━━━━━ RECORDS FOR THIS EXERCISE
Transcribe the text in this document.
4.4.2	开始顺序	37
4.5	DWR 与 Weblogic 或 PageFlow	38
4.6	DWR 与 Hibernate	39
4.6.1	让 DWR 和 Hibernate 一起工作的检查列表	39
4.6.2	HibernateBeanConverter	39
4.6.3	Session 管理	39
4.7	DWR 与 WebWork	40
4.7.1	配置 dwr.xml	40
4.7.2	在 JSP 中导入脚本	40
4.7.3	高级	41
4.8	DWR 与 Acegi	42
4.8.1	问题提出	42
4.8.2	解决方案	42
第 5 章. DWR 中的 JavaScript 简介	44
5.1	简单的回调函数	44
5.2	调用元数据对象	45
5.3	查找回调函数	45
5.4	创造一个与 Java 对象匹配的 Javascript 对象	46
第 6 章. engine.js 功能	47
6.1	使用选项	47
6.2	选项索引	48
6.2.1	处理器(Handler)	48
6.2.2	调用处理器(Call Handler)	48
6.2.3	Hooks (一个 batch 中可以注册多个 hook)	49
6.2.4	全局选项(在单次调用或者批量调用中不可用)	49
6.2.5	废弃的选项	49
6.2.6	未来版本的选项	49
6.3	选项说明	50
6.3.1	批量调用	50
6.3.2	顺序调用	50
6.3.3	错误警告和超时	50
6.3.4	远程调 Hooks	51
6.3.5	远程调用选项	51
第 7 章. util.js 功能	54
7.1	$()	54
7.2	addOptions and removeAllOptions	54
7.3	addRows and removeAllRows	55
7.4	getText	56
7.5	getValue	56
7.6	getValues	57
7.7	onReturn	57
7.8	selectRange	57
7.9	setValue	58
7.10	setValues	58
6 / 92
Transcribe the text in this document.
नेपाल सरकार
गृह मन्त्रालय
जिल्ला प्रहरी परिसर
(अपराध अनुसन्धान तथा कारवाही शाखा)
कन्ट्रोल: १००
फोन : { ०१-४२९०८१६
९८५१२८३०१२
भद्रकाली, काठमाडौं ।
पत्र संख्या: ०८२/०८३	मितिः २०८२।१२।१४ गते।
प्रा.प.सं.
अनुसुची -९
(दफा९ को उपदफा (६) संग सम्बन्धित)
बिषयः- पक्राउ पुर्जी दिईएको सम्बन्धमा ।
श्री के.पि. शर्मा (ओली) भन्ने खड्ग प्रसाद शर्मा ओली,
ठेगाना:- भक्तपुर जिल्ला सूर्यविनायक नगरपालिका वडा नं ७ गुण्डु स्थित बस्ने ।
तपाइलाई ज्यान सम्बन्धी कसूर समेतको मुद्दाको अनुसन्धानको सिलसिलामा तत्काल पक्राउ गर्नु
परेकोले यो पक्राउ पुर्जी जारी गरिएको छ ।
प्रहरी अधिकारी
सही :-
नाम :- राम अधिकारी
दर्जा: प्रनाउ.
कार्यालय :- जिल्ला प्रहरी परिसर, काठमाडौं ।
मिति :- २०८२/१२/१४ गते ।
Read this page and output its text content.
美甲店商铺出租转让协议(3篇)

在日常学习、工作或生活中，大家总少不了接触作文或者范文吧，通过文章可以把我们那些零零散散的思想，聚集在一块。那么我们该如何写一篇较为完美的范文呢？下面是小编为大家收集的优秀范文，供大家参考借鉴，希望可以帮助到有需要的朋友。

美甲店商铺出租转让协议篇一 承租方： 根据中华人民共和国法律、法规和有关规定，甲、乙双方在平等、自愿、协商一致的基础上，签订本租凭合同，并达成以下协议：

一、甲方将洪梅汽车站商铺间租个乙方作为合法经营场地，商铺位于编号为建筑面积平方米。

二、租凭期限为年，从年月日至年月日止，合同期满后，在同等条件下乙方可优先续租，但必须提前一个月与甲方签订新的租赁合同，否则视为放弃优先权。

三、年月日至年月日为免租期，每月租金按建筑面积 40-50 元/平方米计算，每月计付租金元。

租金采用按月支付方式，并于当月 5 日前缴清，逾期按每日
━━━━━━━━━━
> _WHAT YOU SHOULD DO_:
Output the records verbatim, from the first line to the last.

> _THE ANSWER_:
Transcribe the text in this document.
4.4.2	开始顺序	37
4.5	DWR 与 Weblogic 或 PageFlow	38
4.6	DWR 与 Hibernate	39
4.6.1	让 DWR 和 Hibernate 一起工作的检查列表	39
4.6.2	HibernateBeanConverter	39
4.6.3	Session 管理	39
4.7	DWR 与 WebWork	40
4.7.1	配置 dwr.xml	40
4.7.2	在 JSP 中导入脚本	40
4.7.3	高级	41
4.8	DWR 与 Acegi	42
4.8.1	问题提出	42
4.8.2	解决方案	42
第 5 章. DWR 中的 JavaScript 简介	44
5.1	简单的回调函数	44
5.2	调用元数据对象	45
5.3	查找回调函数	45
5.4	创造一个与 Java 对象匹配的 Javascript 对象	46
第 6 章. engine.js 功能	47
6.1	使用选项	47
6.2	选项索引	48
6.2.1	处理器(Handler)	48
6.2.2	调用处理器(Call Handler)	48
6.2.3	Hooks (一个 batch 中可以注册多个 hook)	49
6.2.4	全局选项(在单次调用或者批量调用中不可用)	49
6.2.5	废弃的选项	49
6.2.6	未来版本的选项	49
6.3	选项说明	50
6.3.1	批量调用	50
6.3.2	顺序调用	50
6.3.3	错误警告和超时	50
6.3.4	远程调 Hooks	51
6.3.5	远程调用选项	51
第 7 章. util.js 功能	54
7.1	$()	54
7.2	addOptions and removeAllOptions	54
7.3	addRows and removeAllRows	55
7.4	getText	56
7.5	getValue	56
7.6	getValues	57
7.7	onReturn	57
7.8	selectRange	57
7.9	setValue	58
7.10	setValues	58
6 / 92
Transcribe the text in this document.
नेपाल सरकार
गृह मन्त्रालय
जिल्ला प्रहरी परिसर
(अपराध अनुसन्धान तथा कारवाही शाखा)
कन्ट्रोल: १००
फोन : { ०१-४२९०८१६
९८५१२८३०१२
भद्रकाली, काठमाडौं ।
पत्र संख्या: ०८२/०८३	मितिः २०८२।१२।१४ गते।
प्रा.प.सं.
अनुसुची -९
(दफा९ को उपदफा (६) संग सम्बन्धित)
बिषयः- पक्राउ पुर्जी दिईएको सम्बन्धमा ।
श्री के.पि. शर्मा (ओली) भन्ने खड्ग प्रसाद शर्मा ओली,
ठेगाना:- भक्तपुर जिल्ला सूर्यविनायक नगरपालिका वडा नं ७ गुण्डु स्थित बस्ने ।
तपाइलाई ज्यान सम्बन्धी कसूर समेतको मुद्दाको अनुसन्धानको सिलसिलामा तत्काल पक्राउ गर्नु
परेकोले यो पक्राउ पुर्जी जारी गरिएको छ ।
प्रहरी अधिकारी
सही :-
नाम :- राम अधिकारी
दर्जा: प्रनाउ.
कार्यालय :- जिल्ला प्रहरी परिसर, काठमाडौं ।
मिति :- २०८२/१२/१४ गते ।
Read this page and output its text content.
美甲店商铺出租转让协议(3篇)

在日常学习、工作或生活中，大家总少不了接触作文或者范文吧，通过文章可以把我们那些零零散散的思想，聚集在一块。那么我们该如何写一篇较为完美的范文呢？下面是小编为大家收集的优秀范文，供大家参考借鉴，希望可以帮助到有需要的朋友。

美甲店商铺出租转让协议篇一 承租方： 根据中华人民共和国法律、法规和有关规定，甲、乙双方在平等、自愿、协商一致的基础上，签订本租凭合同，并达成以下协议：

一、甲方将洪梅汽车站商铺间租个乙方作为合法经营场地，商铺位于编号为建筑面积平方米。

二、租凭期限为年，从年月日至年月日止，合同期满后，在同等条件下乙方可优先续租，但必须提前一个月与甲方签订新的租赁合同，否则视为放弃优先权。

三、年月日至年月日为免租期，每月租金按建筑面积 40-50 元/平方米计算，每月计付租金元。

租金采用按月支付方式，并于当月 5 日前缴清，逾期按每日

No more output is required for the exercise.